* _DATA_:
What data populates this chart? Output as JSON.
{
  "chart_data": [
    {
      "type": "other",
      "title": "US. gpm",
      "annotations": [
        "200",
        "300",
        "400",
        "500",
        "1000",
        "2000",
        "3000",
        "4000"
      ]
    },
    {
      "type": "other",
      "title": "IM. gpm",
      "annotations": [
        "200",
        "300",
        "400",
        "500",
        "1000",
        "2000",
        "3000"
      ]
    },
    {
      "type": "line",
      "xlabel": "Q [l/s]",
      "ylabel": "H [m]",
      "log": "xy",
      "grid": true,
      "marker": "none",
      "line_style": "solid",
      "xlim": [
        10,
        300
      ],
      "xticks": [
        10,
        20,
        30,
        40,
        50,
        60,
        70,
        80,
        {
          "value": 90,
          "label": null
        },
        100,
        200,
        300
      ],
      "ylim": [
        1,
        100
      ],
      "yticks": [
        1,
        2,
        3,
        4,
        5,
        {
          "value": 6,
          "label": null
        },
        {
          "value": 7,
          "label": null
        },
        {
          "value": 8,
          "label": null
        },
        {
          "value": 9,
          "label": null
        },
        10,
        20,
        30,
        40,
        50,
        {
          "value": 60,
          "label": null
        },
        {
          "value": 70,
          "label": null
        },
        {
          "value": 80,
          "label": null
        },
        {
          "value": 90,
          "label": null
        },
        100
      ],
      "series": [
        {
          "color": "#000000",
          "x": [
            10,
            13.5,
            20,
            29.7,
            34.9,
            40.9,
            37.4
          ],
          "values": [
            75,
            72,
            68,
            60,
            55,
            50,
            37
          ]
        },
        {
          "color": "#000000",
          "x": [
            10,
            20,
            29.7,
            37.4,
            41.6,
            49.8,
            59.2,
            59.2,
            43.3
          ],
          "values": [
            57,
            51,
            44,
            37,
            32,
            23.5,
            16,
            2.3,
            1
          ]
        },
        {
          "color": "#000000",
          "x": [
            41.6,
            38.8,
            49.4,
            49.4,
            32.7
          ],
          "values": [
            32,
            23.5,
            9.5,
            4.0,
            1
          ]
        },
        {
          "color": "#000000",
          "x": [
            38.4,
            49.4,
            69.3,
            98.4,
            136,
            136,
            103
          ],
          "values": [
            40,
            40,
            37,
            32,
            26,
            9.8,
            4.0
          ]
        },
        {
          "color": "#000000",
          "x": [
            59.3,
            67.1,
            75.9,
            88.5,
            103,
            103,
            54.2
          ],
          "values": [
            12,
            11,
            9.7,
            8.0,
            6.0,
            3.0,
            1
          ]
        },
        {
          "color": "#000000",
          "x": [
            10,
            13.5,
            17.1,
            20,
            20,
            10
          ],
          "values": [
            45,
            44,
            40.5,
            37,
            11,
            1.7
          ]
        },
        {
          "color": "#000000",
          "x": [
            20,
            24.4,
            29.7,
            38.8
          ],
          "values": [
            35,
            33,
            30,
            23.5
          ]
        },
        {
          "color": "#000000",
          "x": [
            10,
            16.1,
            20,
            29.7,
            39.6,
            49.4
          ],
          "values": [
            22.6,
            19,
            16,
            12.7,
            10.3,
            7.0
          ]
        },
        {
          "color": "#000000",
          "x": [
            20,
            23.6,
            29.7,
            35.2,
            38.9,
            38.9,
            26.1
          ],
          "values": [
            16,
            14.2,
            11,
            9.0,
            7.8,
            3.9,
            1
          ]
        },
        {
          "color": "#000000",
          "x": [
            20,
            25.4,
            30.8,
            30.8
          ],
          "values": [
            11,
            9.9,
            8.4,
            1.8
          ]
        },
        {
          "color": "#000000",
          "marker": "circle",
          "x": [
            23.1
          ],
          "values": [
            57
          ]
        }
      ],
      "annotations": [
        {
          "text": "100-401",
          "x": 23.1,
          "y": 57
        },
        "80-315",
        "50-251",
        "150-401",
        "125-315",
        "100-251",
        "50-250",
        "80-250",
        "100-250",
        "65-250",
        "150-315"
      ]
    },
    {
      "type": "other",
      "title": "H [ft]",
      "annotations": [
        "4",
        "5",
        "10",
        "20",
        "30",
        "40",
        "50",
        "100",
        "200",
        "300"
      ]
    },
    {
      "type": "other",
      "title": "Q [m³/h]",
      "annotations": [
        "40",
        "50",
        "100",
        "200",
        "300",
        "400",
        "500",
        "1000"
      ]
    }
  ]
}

* _DESCRIPTION OF THE TASK_: Extract the complete listing verbatim.

* _SOLUTION TO THIS TASK_:
What data populates this chart? Output as JSON.
{
  "chart_data": [
    {
      "type": "other",
      "title": "US. gpm",
      "annotations": [
        "200",
        "300",
        "400",
        "500",
        "1000",
        "2000",
        "3000",
        "4000"
      ]
    },
    {
      "type": "other",
      "title": "IM. gpm",
      "annotations": [
        "200",
        "300",
        "400",
        "500",
        "1000",
        "2000",
        "3000"
      ]
    },
    {
      "type": "line",
      "xlabel": "Q [l/s]",
      "ylabel": "H [m]",
      "log": "xy",
      "grid": true,
      "marker": "none",
      "line_style": "solid",
      "xlim": [
        10,
        300
      ],
      "xticks": [
        10,
        20,
        30,
        40,
        50,
        60,
        70,
        80,
        {
          "value": 90,
          "label": null
        },
        100,
        200,
        300
      ],
      "ylim": [
        1,
        100
      ],
      "yticks": [
        1,
        2,
        3,
        4,
        5,
        {
          "value": 6,
          "label": null
        },
        {
          "value": 7,
          "label": null
        },
        {
          "value": 8,
          "label": null
        },
        {
          "value": 9,
          "label": null
        },
        10,
        20,
        30,
        40,
        50,
        {
          "value": 60,
          "label": null
        },
        {
          "value": 70,
          "label": null
        },
        {
          "value": 80,
          "label": null
        },
        {
          "value": 90,
          "label": null
        },
        100
      ],
      "series": [
        {
          "color": "#000000",
          "x": [
            10,
            13.5,
            20,
            29.7,
            34.9,
            40.9,
            37.4
          ],
          "values": [
            75,
            72,
            68,
            60,
            55,
            50,
            37
          ]
        },
        {
          "color": "#000000",
          "x": [
            10,
            20,
            29.7,
            37.4,
            41.6,
            49.8,
            59.2,
            59.2,
            43.3
          ],
          "values": [
            57,
            51,
            44,
            37,
            32,
            23.5,
            16,
            2.3,
            1
          ]
        },
        {
          "color": "#000000",
          "x": [
            41.6,
            38.8,
            49.4,
            49.4,
            32.7
          ],
          "values": [
            32,
            23.5,
            9.5,
            4.0,
            1
          ]
        },
        {
          "color": "#000000",
          "x": [
            38.4,
            49.4,
            69.3,
            98.4,
            136,
            136,
            103
          ],
          "values": [
            40,
            40,
            37,
            32,
            26,
            9.8,
            4.0
          ]
        },
        {
          "color": "#000000",
          "x": [
            59.3,
            67.1,
            75.9,
            88.5,
            103,
            103,
            54.2
          ],
          "values": [
            12,
            11,
            9.7,
            8.0,
            6.0,
            3.0,
            1
          ]
        },
        {
          "color": "#000000",
          "x": [
            10,
            13.5,
            17.1,
            20,
            20,
            10
          ],
          "values": [
            45,
            44,
            40.5,
            37,
            11,
            1.7
          ]
        },
        {
          "color": "#000000",
          "x": [
            20,
            24.4,
            29.7,
            38.8
          ],
          "values": [
            35,
            33,
            30,
            23.5
          ]
        },
        {
          "color": "#000000",
          "x": [
            10,
            16.1,
            20,
            29.7,
            39.6,
            49.4
          ],
          "values": [
            22.6,
            19,
            16,
            12.7,
            10.3,
            7.0
          ]
        },
        {
          "color": "#000000",
          "x": [
            20,
            23.6,
            29.7,
            35.2,
            38.9,
            38.9,
            26.1
          ],
          "values": [
            16,
            14.2,
            11,
            9.0,
            7.8,
            3.9,
            1
          ]
        },
        {
          "color": "#000000",
          "x": [
            20,
            25.4,
            30.8,
            30.8
          ],
          "values": [
            11,
            9.9,
            8.4,
            1.8
          ]
        },
        {
          "color": "#000000",
          "marker": "circle",
          "x": [
            23.1
          ],
          "values": [
            57
          ]
        }
      ],
      "annotations": [
        {
          "text": "100-401",
          "x": 23.1,
          "y": 57
        },
        "80-315",
        "50-251",
        "150-401",
        "125-315",
        "100-251",
        "50-250",
        "80-250",
        "100-250",
        "65-250",
        "150-315"
      ]
    },
    {
      "type": "other",
      "title": "H [ft]",
      "annotations": [
        "4",
        "5",
        "10",
        "20",
        "30",
        "40",
        "50",
        "100",
        "200",
        "300"
      ]
    },
    {
      "type": "other",
      "title": "Q [m³/h]",
      "annotations": [
        "40",
        "50",
        "100",
        "200",
        "300",
        "400",
        "500",
        "1000"
      ]
    }
  ]
}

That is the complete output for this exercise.